Records for the exercise:
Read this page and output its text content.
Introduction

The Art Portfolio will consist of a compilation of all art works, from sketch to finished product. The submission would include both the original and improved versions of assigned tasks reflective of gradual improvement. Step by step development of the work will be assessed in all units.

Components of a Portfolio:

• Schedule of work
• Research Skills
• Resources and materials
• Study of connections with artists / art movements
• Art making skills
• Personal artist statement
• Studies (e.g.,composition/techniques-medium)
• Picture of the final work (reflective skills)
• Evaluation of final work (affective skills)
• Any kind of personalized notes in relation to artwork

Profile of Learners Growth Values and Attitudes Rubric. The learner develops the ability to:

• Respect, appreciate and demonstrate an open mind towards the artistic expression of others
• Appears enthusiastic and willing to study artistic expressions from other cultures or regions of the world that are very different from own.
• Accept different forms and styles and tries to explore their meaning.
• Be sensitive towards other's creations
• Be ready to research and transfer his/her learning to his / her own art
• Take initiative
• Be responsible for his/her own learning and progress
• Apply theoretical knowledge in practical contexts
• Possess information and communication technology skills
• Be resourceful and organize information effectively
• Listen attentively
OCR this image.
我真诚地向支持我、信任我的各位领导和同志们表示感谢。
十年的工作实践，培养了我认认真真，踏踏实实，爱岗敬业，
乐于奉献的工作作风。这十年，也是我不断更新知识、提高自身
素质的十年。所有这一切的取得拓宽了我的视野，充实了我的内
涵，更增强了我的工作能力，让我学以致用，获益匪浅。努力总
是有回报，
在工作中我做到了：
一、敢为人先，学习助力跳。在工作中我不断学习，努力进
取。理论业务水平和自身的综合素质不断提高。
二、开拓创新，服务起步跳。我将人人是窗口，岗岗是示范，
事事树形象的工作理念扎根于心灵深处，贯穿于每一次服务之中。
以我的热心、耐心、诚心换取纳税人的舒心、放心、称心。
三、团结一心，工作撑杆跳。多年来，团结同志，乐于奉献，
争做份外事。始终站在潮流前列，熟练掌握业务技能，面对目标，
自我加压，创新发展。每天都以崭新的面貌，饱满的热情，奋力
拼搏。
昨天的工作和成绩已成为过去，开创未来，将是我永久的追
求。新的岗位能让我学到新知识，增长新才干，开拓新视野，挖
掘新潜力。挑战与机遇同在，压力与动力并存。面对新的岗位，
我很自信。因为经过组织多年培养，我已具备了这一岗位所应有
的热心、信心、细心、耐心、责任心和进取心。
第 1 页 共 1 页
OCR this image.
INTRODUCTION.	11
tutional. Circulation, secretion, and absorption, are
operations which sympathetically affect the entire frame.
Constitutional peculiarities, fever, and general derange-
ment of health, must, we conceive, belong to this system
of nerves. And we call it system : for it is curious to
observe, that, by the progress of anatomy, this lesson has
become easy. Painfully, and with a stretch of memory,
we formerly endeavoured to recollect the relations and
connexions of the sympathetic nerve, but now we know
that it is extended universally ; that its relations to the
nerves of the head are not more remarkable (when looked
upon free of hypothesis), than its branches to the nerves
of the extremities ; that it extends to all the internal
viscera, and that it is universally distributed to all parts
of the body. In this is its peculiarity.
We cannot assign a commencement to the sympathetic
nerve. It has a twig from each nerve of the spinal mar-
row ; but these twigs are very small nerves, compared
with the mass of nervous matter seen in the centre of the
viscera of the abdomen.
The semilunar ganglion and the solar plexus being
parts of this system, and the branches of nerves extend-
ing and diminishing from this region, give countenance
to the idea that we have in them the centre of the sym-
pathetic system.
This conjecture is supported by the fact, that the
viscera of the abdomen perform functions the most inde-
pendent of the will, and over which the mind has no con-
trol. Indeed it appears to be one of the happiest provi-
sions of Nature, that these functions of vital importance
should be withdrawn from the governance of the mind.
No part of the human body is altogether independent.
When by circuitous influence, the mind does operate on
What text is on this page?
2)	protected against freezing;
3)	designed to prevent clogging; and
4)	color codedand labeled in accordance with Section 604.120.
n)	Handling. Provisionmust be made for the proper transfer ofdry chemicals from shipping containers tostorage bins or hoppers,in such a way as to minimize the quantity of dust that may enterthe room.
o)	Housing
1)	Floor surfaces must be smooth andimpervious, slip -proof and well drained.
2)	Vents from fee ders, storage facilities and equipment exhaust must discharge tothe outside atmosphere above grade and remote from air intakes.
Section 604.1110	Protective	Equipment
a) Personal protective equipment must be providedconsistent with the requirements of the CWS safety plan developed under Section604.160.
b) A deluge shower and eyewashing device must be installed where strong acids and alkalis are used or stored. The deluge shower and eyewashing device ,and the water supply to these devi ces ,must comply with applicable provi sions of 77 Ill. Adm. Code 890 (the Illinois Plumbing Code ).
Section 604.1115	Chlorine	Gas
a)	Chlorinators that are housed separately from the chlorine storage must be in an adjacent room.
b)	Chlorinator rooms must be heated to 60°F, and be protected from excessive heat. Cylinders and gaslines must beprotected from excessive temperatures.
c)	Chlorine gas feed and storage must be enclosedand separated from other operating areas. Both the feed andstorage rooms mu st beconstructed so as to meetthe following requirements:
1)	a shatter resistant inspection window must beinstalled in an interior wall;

Task details: Read the entries above, then pull out the lines that include "page".

The result:
Read this page and output its text content.
What text is on this page?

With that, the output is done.